__TO BE DONE__
Go through the records underneath and count the lines that include the string "GROVE". Give nothing but the number.

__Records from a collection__
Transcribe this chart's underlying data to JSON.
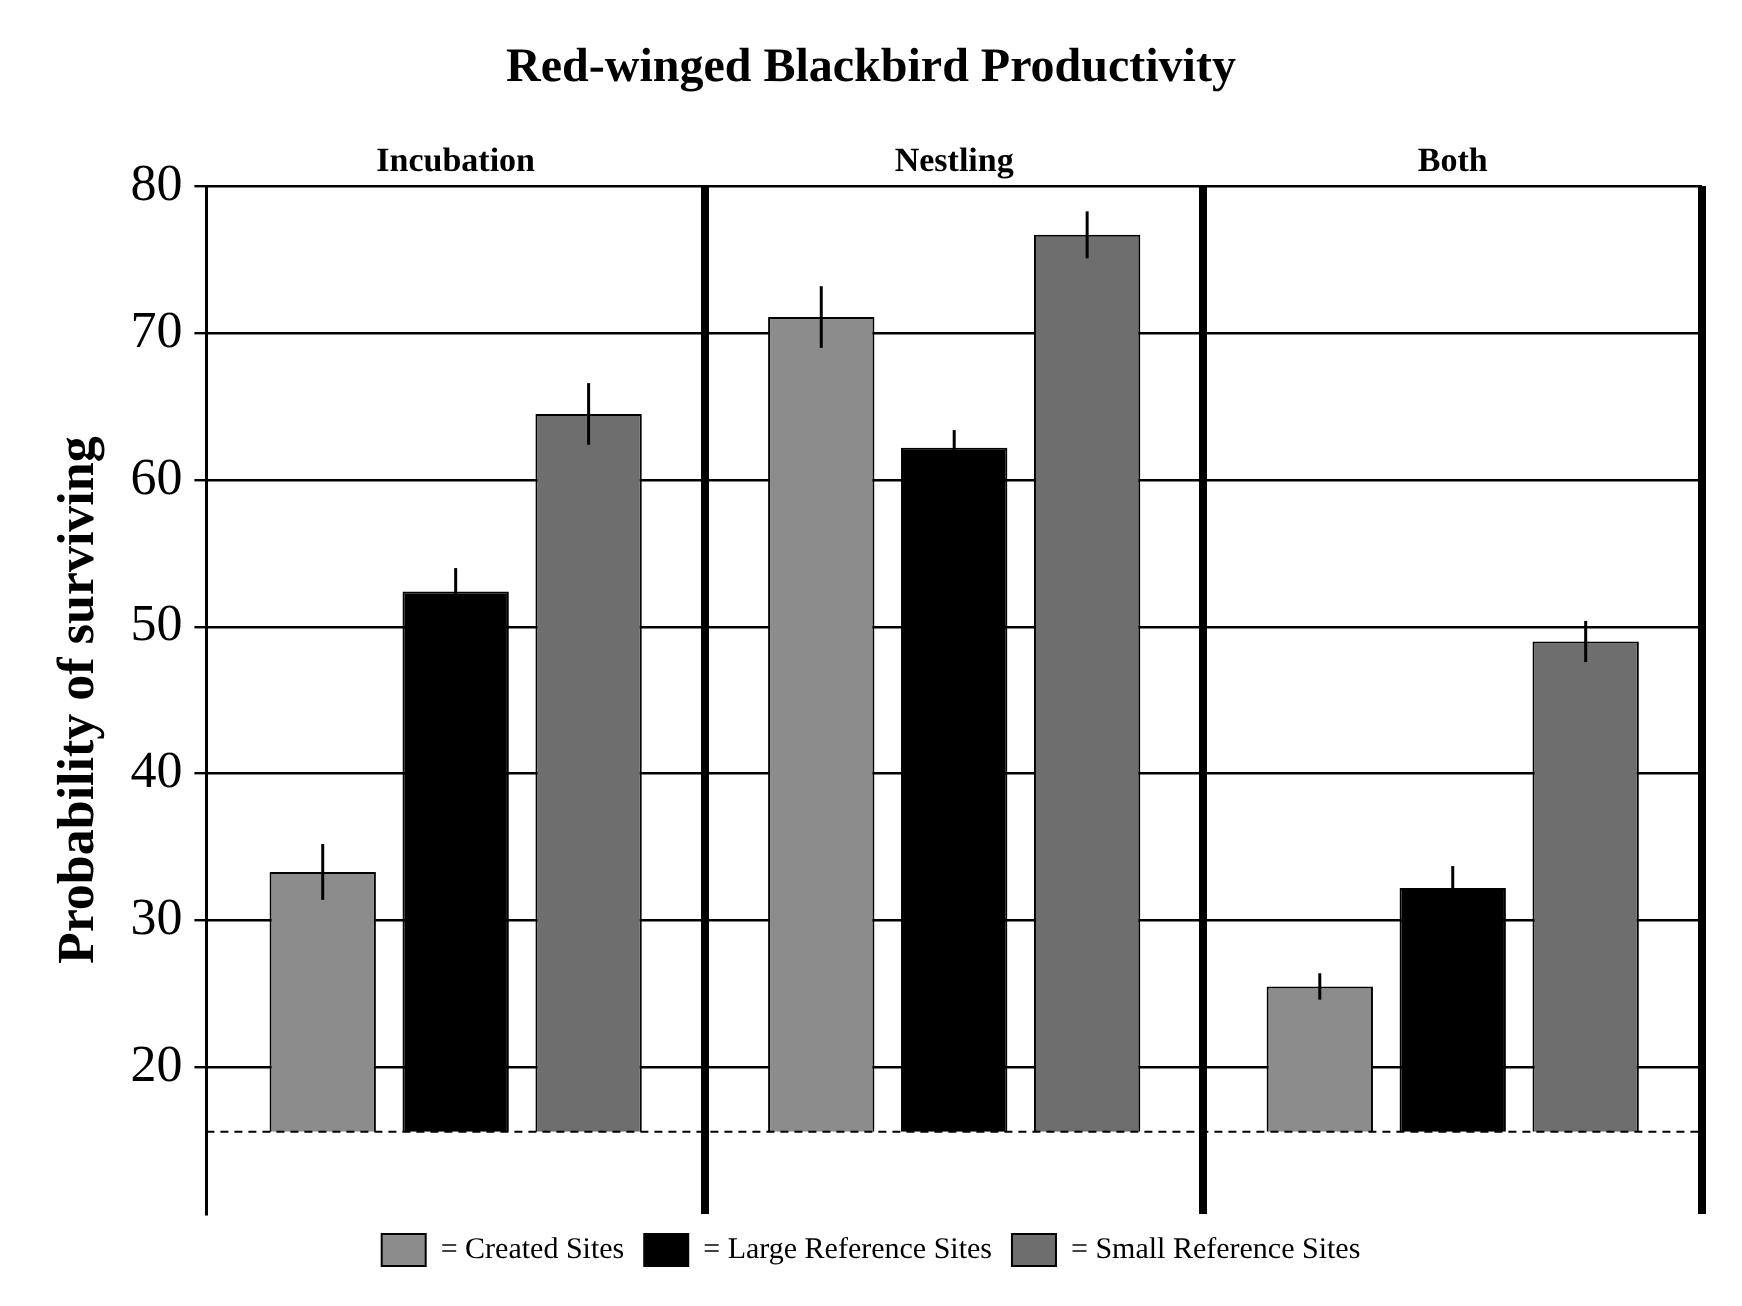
{
  "chart_data": {
    "type": "bar",
    "title": "Red-winged Blackbird Productivity",
    "ylabel": "Probability of surviving",
    "categories": [
      "Incubation",
      "Nestling",
      "Both"
    ],
    "series": [
      {
        "name": "= Created Sites",
        "color": "#8c8c8c",
        "values": [
          17.7,
          55.5,
          9.9
        ],
        "base": [
          15.6,
          15.6,
          15.6
        ],
        "errors": [
          1.9,
          2.1,
          0.9
        ]
      },
      {
        "name": "= Large Reference Sites",
        "color": "#000000",
        "values": [
          36.8,
          46.6,
          16.6
        ],
        "base": [
          15.6,
          15.6,
          15.6
        ],
        "errors": [
          1.6,
          1.2,
          1.5
        ]
      },
      {
        "name": "= Small Reference Sites",
        "color": "#6e6e6e",
        "values": [
          48.9,
          61.1,
          33.4
        ],
        "base": [
          15.6,
          15.6,
          15.6
        ],
        "errors": [
          2.1,
          1.6,
          1.4
        ]
      }
    ],
    "ylim": [
      10,
      80
    ],
    "yticks": [
      20,
      30,
      40,
      50,
      60,
      70,
      80
    ],
    "grid": true,
    "legend": "bottom",
    "ref_lines": [
      {
        "axis": "y",
        "value": 15.6,
        "color": "#000000",
        "line_style": "dashed"
      }
    ]
  }
}
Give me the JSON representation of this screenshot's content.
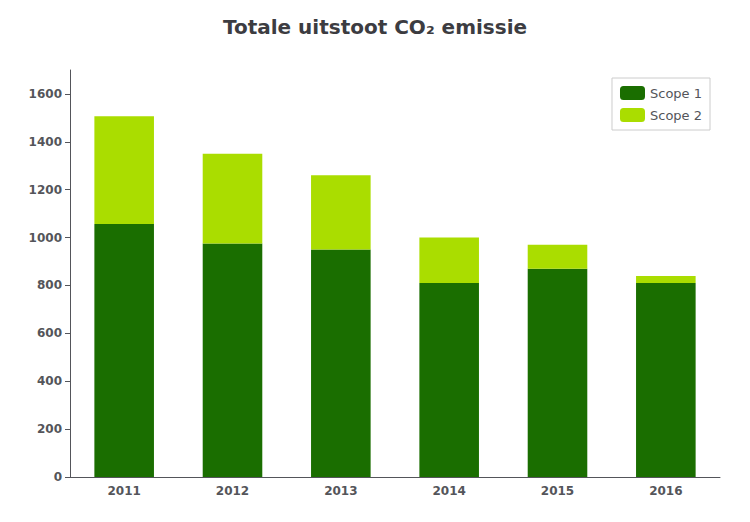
{
  "chart_data": {
    "type": "bar",
    "title": "Totale uitstoot CO₂ emissie",
    "categories": [
      "2011",
      "2012",
      "2013",
      "2014",
      "2015",
      "2016"
    ],
    "series": [
      {
        "name": "Scope 1",
        "color": "#1a6e00",
        "values": [
          1057,
          975,
          950,
          810,
          870,
          810
        ]
      },
      {
        "name": "Scope 2",
        "color": "#aadd00",
        "values": [
          450,
          375,
          310,
          190,
          100,
          30
        ]
      }
    ],
    "ylim": [
      0,
      1700
    ],
    "yticks": [
      0,
      200,
      400,
      600,
      800,
      1000,
      1200,
      1400,
      1600
    ],
    "stacked": true,
    "grid": false,
    "legend": "upper right"
  }
}
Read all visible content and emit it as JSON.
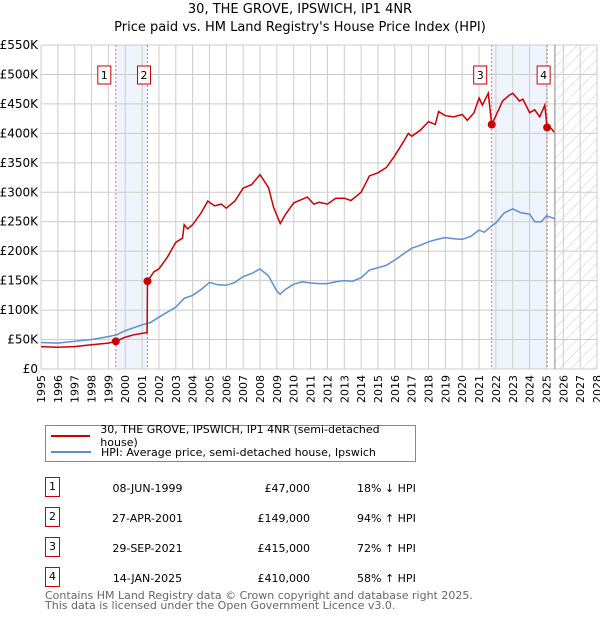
{
  "title": "30, THE GROVE, IPSWICH, IP1 4NR",
  "subtitle": "Price paid vs. HM Land Registry's House Price Index (HPI)",
  "chart_data": {
    "type": "line",
    "title": "30, THE GROVE, IPSWICH, IP1 4NR",
    "subtitle": "Price paid vs. HM Land Registry's House Price Index (HPI)",
    "xlim": [
      1995,
      2028
    ],
    "ylim": [
      0,
      550000
    ],
    "x_ticks": [
      "1995",
      "1996",
      "1997",
      "1998",
      "1999",
      "2000",
      "2001",
      "2002",
      "2003",
      "2004",
      "2005",
      "2006",
      "2007",
      "2008",
      "2009",
      "2010",
      "2011",
      "2012",
      "2013",
      "2014",
      "2015",
      "2016",
      "2017",
      "2018",
      "2019",
      "2020",
      "2021",
      "2022",
      "2023",
      "2024",
      "2025",
      "2026",
      "2027",
      "2028"
    ],
    "y_ticks": [
      {
        "v": 0,
        "label": "£0"
      },
      {
        "v": 50000,
        "label": "£50K"
      },
      {
        "v": 100000,
        "label": "£100K"
      },
      {
        "v": 150000,
        "label": "£150K"
      },
      {
        "v": 200000,
        "label": "£200K"
      },
      {
        "v": 250000,
        "label": "£250K"
      },
      {
        "v": 300000,
        "label": "£300K"
      },
      {
        "v": 350000,
        "label": "£350K"
      },
      {
        "v": 400000,
        "label": "£400K"
      },
      {
        "v": 450000,
        "label": "£450K"
      },
      {
        "v": 500000,
        "label": "£500K"
      },
      {
        "v": 550000,
        "label": "£550K"
      }
    ],
    "grid": true,
    "shaded_ranges": [
      [
        1999.44,
        2001.32
      ],
      [
        2021.75,
        2025.04
      ]
    ],
    "forecast_hatch_from": 2025.5,
    "series": [
      {
        "name": "30, THE GROVE, IPSWICH, IP1 4NR (semi-detached house)",
        "color": "#cc0000",
        "x": [
          1995,
          1996,
          1997,
          1998,
          1999,
          1999.44,
          2000,
          2000.5,
          2001.3,
          2001.32,
          2001.7,
          2002,
          2002.5,
          2003,
          2003.4,
          2003.5,
          2003.7,
          2004,
          2004.5,
          2004.9,
          2005.3,
          2005.7,
          2006,
          2006.5,
          2007,
          2007.5,
          2008,
          2008.5,
          2008.8,
          2009.2,
          2009.5,
          2010,
          2010.5,
          2010.8,
          2011.2,
          2011.5,
          2012,
          2012.5,
          2013,
          2013.4,
          2014,
          2014.5,
          2015,
          2015.5,
          2016,
          2016.5,
          2016.8,
          2017,
          2017.5,
          2018,
          2018.4,
          2018.6,
          2019,
          2019.5,
          2020,
          2020.3,
          2020.7,
          2021,
          2021.2,
          2021.55,
          2021.75,
          2022,
          2022.4,
          2022.8,
          2023,
          2023.4,
          2023.6,
          2024,
          2024.3,
          2024.6,
          2024.9,
          2025.04,
          2025.3,
          2025.45
        ],
        "y": [
          38000,
          37000,
          38000,
          41000,
          44000,
          47000,
          54000,
          58000,
          62000,
          149000,
          165000,
          170000,
          190000,
          215000,
          222000,
          245000,
          238000,
          245000,
          265000,
          285000,
          277000,
          280000,
          273000,
          285000,
          307000,
          313000,
          330000,
          308000,
          275000,
          247000,
          262000,
          282000,
          288000,
          292000,
          280000,
          283000,
          280000,
          290000,
          290000,
          286000,
          300000,
          328000,
          333000,
          342000,
          362000,
          385000,
          400000,
          395000,
          405000,
          420000,
          415000,
          437000,
          430000,
          428000,
          432000,
          422000,
          435000,
          460000,
          448000,
          468000,
          415000,
          430000,
          455000,
          465000,
          468000,
          455000,
          458000,
          435000,
          440000,
          428000,
          448000,
          410000,
          408000,
          402000
        ]
      },
      {
        "name": "HPI: Average price, semi-detached house, Ipswich",
        "color": "#5b8fd6",
        "x": [
          1995,
          1996,
          1997,
          1998,
          1999,
          1999.5,
          2000,
          2001,
          2001.5,
          2002,
          2003,
          2003.5,
          2004,
          2004.5,
          2005,
          2005.5,
          2006,
          2006.5,
          2007,
          2007.5,
          2008,
          2008.5,
          2009,
          2009.2,
          2009.5,
          2010,
          2010.5,
          2011,
          2011.5,
          2012,
          2012.5,
          2013,
          2013.5,
          2014,
          2014.5,
          2015,
          2015.5,
          2016,
          2016.5,
          2017,
          2017.5,
          2018,
          2018.5,
          2019,
          2019.5,
          2020,
          2020.5,
          2021,
          2021.3,
          2021.75,
          2022,
          2022.5,
          2023,
          2023.5,
          2024,
          2024.3,
          2024.7,
          2025,
          2025.5
        ],
        "y": [
          45000,
          44000,
          47000,
          50000,
          55000,
          58000,
          65000,
          75000,
          79000,
          88000,
          105000,
          120000,
          125000,
          135000,
          147000,
          143000,
          142000,
          147000,
          157000,
          162000,
          170000,
          158000,
          132000,
          127000,
          135000,
          144000,
          148000,
          146000,
          145000,
          145000,
          148000,
          150000,
          149000,
          155000,
          168000,
          172000,
          176000,
          185000,
          195000,
          205000,
          210000,
          216000,
          220000,
          223000,
          221000,
          220000,
          225000,
          236000,
          232000,
          243000,
          248000,
          265000,
          272000,
          265000,
          263000,
          250000,
          250000,
          260000,
          255000
        ]
      }
    ],
    "sales": [
      {
        "label": "1",
        "x": 1999.44,
        "y": 47000
      },
      {
        "label": "2",
        "x": 2001.32,
        "y": 149000
      },
      {
        "label": "3",
        "x": 2021.75,
        "y": 415000
      },
      {
        "label": "4",
        "x": 2025.04,
        "y": 410000
      }
    ]
  },
  "legend": [
    {
      "label": "30, THE GROVE, IPSWICH, IP1 4NR (semi-detached house)",
      "color": "#cc0000"
    },
    {
      "label": "HPI: Average price, semi-detached house, Ipswich",
      "color": "#5b8fd6"
    }
  ],
  "transactions": [
    {
      "num": "1",
      "date": "08-JUN-1999",
      "price": "£47,000",
      "hpi": "18% ↓ HPI"
    },
    {
      "num": "2",
      "date": "27-APR-2001",
      "price": "£149,000",
      "hpi": "94% ↑ HPI"
    },
    {
      "num": "3",
      "date": "29-SEP-2021",
      "price": "£415,000",
      "hpi": "72% ↑ HPI"
    },
    {
      "num": "4",
      "date": "14-JAN-2025",
      "price": "£410,000",
      "hpi": "58% ↑ HPI"
    }
  ],
  "footer": {
    "line1": "Contains HM Land Registry data © Crown copyright and database right 2025.",
    "line2": "This data is licensed under the Open Government Licence v3.0."
  }
}
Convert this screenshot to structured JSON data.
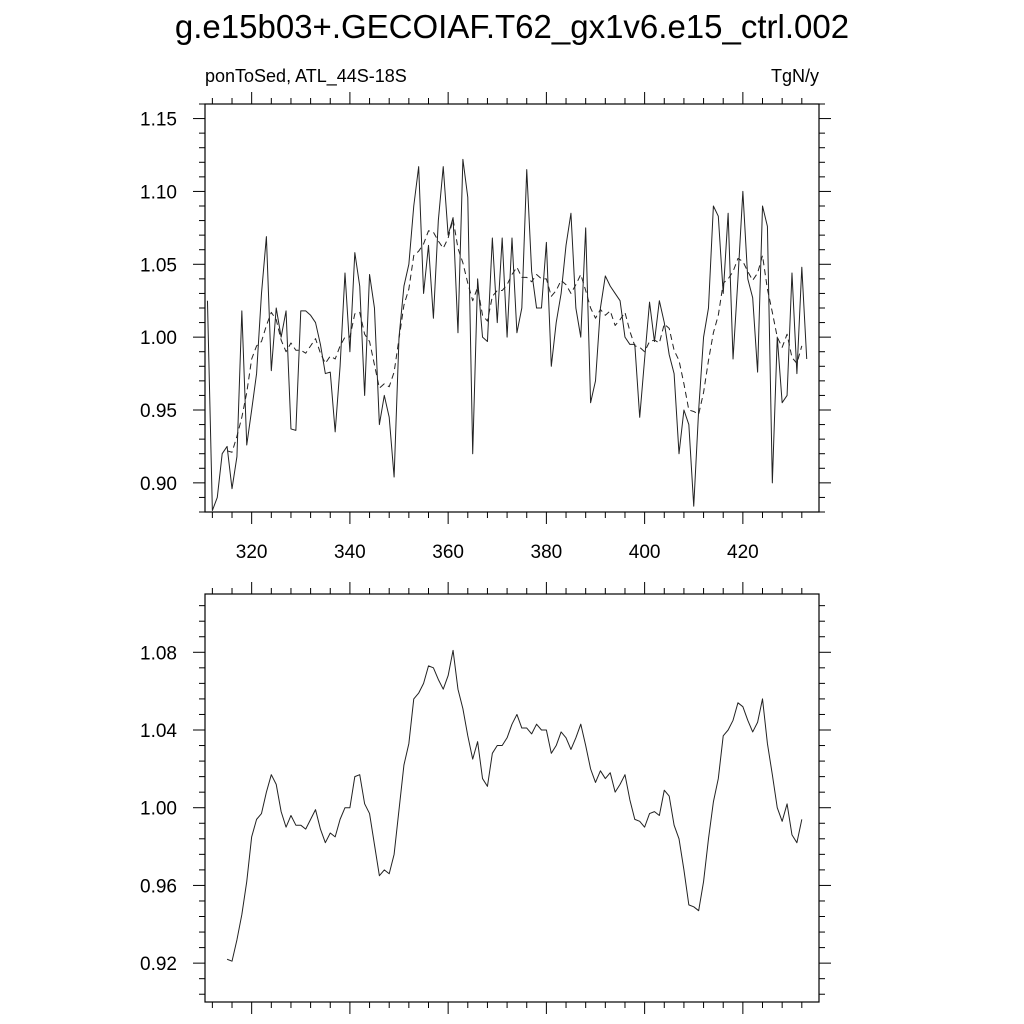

__IN RESPONSE__
4